Output the lines that follow exactly as they are.

PROVIDED ENTRIES:
━━━━━━

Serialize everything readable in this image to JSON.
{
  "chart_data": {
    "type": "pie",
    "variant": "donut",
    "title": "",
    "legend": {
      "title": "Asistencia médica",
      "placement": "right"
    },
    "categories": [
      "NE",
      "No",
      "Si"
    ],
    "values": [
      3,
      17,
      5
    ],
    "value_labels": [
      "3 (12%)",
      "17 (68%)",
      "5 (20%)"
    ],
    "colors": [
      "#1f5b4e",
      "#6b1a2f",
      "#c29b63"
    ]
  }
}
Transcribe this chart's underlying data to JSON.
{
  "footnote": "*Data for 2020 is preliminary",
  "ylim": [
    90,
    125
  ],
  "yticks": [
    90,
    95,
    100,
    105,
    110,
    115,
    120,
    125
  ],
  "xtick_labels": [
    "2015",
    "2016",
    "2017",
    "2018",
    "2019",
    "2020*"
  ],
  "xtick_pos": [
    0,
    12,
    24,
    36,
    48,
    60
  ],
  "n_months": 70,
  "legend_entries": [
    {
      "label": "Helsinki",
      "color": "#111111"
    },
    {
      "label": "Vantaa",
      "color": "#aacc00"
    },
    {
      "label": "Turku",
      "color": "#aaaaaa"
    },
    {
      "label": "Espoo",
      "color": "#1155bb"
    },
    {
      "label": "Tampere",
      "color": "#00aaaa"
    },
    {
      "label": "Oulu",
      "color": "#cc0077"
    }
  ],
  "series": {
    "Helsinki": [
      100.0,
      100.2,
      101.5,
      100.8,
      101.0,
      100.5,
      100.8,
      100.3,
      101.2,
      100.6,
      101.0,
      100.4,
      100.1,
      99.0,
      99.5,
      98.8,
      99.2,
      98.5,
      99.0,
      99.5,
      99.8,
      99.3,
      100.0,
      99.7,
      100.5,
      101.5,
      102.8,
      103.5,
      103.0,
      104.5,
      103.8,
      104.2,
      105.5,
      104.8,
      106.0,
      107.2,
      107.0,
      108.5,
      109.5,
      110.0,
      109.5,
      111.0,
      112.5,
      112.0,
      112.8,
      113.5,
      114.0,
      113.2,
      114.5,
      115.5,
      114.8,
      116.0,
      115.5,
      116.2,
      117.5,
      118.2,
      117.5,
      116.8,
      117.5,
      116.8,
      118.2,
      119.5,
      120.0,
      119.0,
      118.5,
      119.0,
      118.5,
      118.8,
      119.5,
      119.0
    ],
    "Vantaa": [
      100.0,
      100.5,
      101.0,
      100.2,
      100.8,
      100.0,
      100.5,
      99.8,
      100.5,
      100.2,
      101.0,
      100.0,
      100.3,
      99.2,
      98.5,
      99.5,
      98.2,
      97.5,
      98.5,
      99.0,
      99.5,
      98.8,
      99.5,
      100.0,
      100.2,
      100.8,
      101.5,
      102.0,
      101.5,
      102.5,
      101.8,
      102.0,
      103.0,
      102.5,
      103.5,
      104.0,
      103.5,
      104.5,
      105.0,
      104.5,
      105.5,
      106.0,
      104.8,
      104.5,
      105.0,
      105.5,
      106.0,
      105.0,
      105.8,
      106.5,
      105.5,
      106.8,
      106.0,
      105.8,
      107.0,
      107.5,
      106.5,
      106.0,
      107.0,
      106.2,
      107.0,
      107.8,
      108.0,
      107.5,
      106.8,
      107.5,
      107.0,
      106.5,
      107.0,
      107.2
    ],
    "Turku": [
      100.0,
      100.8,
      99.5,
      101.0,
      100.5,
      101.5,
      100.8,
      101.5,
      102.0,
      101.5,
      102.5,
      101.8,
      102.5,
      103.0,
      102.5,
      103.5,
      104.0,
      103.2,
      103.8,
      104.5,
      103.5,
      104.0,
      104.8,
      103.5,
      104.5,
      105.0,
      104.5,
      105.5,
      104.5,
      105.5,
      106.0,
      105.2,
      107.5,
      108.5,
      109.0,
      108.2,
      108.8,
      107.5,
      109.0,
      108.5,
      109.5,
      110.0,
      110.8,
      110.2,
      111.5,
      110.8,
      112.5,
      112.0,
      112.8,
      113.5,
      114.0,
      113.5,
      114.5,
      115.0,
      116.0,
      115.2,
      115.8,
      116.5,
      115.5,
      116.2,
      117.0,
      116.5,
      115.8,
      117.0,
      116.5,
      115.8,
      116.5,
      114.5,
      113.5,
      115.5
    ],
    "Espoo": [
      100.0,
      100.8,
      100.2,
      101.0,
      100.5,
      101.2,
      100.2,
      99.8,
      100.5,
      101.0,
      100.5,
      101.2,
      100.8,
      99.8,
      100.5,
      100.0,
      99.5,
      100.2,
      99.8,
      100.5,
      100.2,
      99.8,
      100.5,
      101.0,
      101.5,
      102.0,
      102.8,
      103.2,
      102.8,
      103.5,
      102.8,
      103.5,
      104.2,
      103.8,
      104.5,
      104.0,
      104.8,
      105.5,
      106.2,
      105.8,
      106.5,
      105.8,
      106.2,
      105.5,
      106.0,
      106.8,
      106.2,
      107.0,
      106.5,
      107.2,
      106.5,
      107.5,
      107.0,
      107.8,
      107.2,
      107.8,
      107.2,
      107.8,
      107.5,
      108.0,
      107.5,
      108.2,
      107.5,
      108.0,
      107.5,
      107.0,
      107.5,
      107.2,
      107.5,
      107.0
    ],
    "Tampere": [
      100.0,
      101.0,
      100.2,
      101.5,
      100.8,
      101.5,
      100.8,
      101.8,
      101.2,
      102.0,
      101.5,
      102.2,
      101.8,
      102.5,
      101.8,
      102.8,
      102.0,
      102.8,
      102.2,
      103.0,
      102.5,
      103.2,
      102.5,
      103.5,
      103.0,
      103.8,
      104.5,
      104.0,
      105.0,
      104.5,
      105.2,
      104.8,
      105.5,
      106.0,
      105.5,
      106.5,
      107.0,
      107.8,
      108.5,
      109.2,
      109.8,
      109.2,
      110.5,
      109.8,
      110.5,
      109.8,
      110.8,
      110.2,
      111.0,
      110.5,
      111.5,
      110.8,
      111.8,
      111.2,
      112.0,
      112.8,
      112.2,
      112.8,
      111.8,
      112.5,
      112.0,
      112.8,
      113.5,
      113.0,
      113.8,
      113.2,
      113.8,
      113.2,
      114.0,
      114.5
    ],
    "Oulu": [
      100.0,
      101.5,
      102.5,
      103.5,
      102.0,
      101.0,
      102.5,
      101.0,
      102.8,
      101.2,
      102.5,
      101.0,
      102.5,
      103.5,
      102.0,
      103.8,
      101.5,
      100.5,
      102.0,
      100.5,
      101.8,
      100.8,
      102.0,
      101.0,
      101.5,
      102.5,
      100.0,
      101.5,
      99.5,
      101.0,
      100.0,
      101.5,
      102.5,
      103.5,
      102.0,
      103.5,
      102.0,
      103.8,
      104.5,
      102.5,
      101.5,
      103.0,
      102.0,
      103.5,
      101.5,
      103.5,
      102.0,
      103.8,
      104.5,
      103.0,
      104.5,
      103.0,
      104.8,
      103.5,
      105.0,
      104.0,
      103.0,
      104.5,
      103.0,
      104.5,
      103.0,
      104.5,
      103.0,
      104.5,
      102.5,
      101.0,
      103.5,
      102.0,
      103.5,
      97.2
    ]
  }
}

━━━━━━

RESULT FOR THIS EXERCISE:
Serialize everything readable in this image to JSON.
{
  "chart_data": {
    "type": "pie",
    "variant": "donut",
    "title": "",
    "legend": {
      "title": "Asistencia médica",
      "placement": "right"
    },
    "categories": [
      "NE",
      "No",
      "Si"
    ],
    "values": [
      3,
      17,
      5
    ],
    "value_labels": [
      "3 (12%)",
      "17 (68%)",
      "5 (20%)"
    ],
    "colors": [
      "#1f5b4e",
      "#6b1a2f",
      "#c29b63"
    ]
  }
}
Transcribe this chart's underlying data to JSON.
{
  "footnote": "*Data for 2020 is preliminary",
  "ylim": [
    90,
    125
  ],
  "yticks": [
    90,
    95,
    100,
    105,
    110,
    115,
    120,
    125
  ],
  "xtick_labels": [
    "2015",
    "2016",
    "2017",
    "2018",
    "2019",
    "2020*"
  ],
  "xtick_pos": [
    0,
    12,
    24,
    36,
    48,
    60
  ],
  "n_months": 70,
  "legend_entries": [
    {
      "label": "Helsinki",
      "color": "#111111"
    },
    {
      "label": "Vantaa",
      "color": "#aacc00"
    },
    {
      "label": "Turku",
      "color": "#aaaaaa"
    },
    {
      "label": "Espoo",
      "color": "#1155bb"
    },
    {
      "label": "Tampere",
      "color": "#00aaaa"
    },
    {
      "label": "Oulu",
      "color": "#cc0077"
    }
  ],
  "series": {
    "Helsinki": [
      100.0,
      100.2,
      101.5,
      100.8,
      101.0,
      100.5,
      100.8,
      100.3,
      101.2,
      100.6,
      101.0,
      100.4,
      100.1,
      99.0,
      99.5,
      98.8,
      99.2,
      98.5,
      99.0,
      99.5,
      99.8,
      99.3,
      100.0,
      99.7,
      100.5,
      101.5,
      102.8,
      103.5,
      103.0,
      104.5,
      103.8,
      104.2,
      105.5,
      104.8,
      106.0,
      107.2,
      107.0,
      108.5,
      109.5,
      110.0,
      109.5,
      111.0,
      112.5,
      112.0,
      112.8,
      113.5,
      114.0,
      113.2,
      114.5,
      115.5,
      114.8,
      116.0,
      115.5,
      116.2,
      117.5,
      118.2,
      117.5,
      116.8,
      117.5,
      116.8,
      118.2,
      119.5,
      120.0,
      119.0,
      118.5,
      119.0,
      118.5,
      118.8,
      119.5,
      119.0
    ],
    "Vantaa": [
      100.0,
      100.5,
      101.0,
      100.2,
      100.8,
      100.0,
      100.5,
      99.8,
      100.5,
      100.2,
      101.0,
      100.0,
      100.3,
      99.2,
      98.5,
      99.5,
      98.2,
      97.5,
      98.5,
      99.0,
      99.5,
      98.8,
      99.5,
      100.0,
      100.2,
      100.8,
      101.5,
      102.0,
      101.5,
      102.5,
      101.8,
      102.0,
      103.0,
      102.5,
      103.5,
      104.0,
      103.5,
      104.5,
      105.0,
      104.5,
      105.5,
      106.0,
      104.8,
      104.5,
      105.0,
      105.5,
      106.0,
      105.0,
      105.8,
      106.5,
      105.5,
      106.8,
      106.0,
      105.8,
      107.0,
      107.5,
      106.5,
      106.0,
      107.0,
      106.2,
      107.0,
      107.8,
      108.0,
      107.5,
      106.8,
      107.5,
      107.0,
      106.5,
      107.0,
      107.2
    ],
    "Turku": [
      100.0,
      100.8,
      99.5,
      101.0,
      100.5,
      101.5,
      100.8,
      101.5,
      102.0,
      101.5,
      102.5,
      101.8,
      102.5,
      103.0,
      102.5,
      103.5,
      104.0,
      103.2,
      103.8,
      104.5,
      103.5,
      104.0,
      104.8,
      103.5,
      104.5,
      105.0,
      104.5,
      105.5,
      104.5,
      105.5,
      106.0,
      105.2,
      107.5,
      108.5,
      109.0,
      108.2,
      108.8,
      107.5,
      109.0,
      108.5,
      109.5,
      110.0,
      110.8,
      110.2,
      111.5,
      110.8,
      112.5,
      112.0,
      112.8,
      113.5,
      114.0,
      113.5,
      114.5,
      115.0,
      116.0,
      115.2,
      115.8,
      116.5,
      115.5,
      116.2,
      117.0,
      116.5,
      115.8,
      117.0,
      116.5,
      115.8,
      116.5,
      114.5,
      113.5,
      115.5
    ],
    "Espoo": [
      100.0,
      100.8,
      100.2,
      101.0,
      100.5,
      101.2,
      100.2,
      99.8,
      100.5,
      101.0,
      100.5,
      101.2,
      100.8,
      99.8,
      100.5,
      100.0,
      99.5,
      100.2,
      99.8,
      100.5,
      100.2,
      99.8,
      100.5,
      101.0,
      101.5,
      102.0,
      102.8,
      103.2,
      102.8,
      103.5,
      102.8,
      103.5,
      104.2,
      103.8,
      104.5,
      104.0,
      104.8,
      105.5,
      106.2,
      105.8,
      106.5,
      105.8,
      106.2,
      105.5,
      106.0,
      106.8,
      106.2,
      107.0,
      106.5,
      107.2,
      106.5,
      107.5,
      107.0,
      107.8,
      107.2,
      107.8,
      107.2,
      107.8,
      107.5,
      108.0,
      107.5,
      108.2,
      107.5,
      108.0,
      107.5,
      107.0,
      107.5,
      107.2,
      107.5,
      107.0
    ],
    "Tampere": [
      100.0,
      101.0,
      100.2,
      101.5,
      100.8,
      101.5,
      100.8,
      101.8,
      101.2,
      102.0,
      101.5,
      102.2,
      101.8,
      102.5,
      101.8,
      102.8,
      102.0,
      102.8,
      102.2,
      103.0,
      102.5,
      103.2,
      102.5,
      103.5,
      103.0,
      103.8,
      104.5,
      104.0,
      105.0,
      104.5,
      105.2,
      104.8,
      105.5,
      106.0,
      105.5,
      106.5,
      107.0,
      107.8,
      108.5,
      109.2,
      109.8,
      109.2,
      110.5,
      109.8,
      110.5,
      109.8,
      110.8,
      110.2,
      111.0,
      110.5,
      111.5,
      110.8,
      111.8,
      111.2,
      112.0,
      112.8,
      112.2,
      112.8,
      111.8,
      112.5,
      112.0,
      112.8,
      113.5,
      113.0,
      113.8,
      113.2,
      113.8,
      113.2,
      114.0,
      114.5
    ],
    "Oulu": [
      100.0,
      101.5,
      102.5,
      103.5,
      102.0,
      101.0,
      102.5,
      101.0,
      102.8,
      101.2,
      102.5,
      101.0,
      102.5,
      103.5,
      102.0,
      103.8,
      101.5,
      100.5,
      102.0,
      100.5,
      101.8,
      100.8,
      102.0,
      101.0,
      101.5,
      102.5,
      100.0,
      101.5,
      99.5,
      101.0,
      100.0,
      101.5,
      102.5,
      103.5,
      102.0,
      103.5,
      102.0,
      103.8,
      104.5,
      102.5,
      101.5,
      103.0,
      102.0,
      103.5,
      101.5,
      103.5,
      102.0,
      103.8,
      104.5,
      103.0,
      104.5,
      103.0,
      104.8,
      103.5,
      105.0,
      104.0,
      103.0,
      104.5,
      103.0,
      104.5,
      103.0,
      104.5,
      103.0,
      104.5,
      102.5,
      101.0,
      103.5,
      102.0,
      103.5,
      97.2
    ]
  }
}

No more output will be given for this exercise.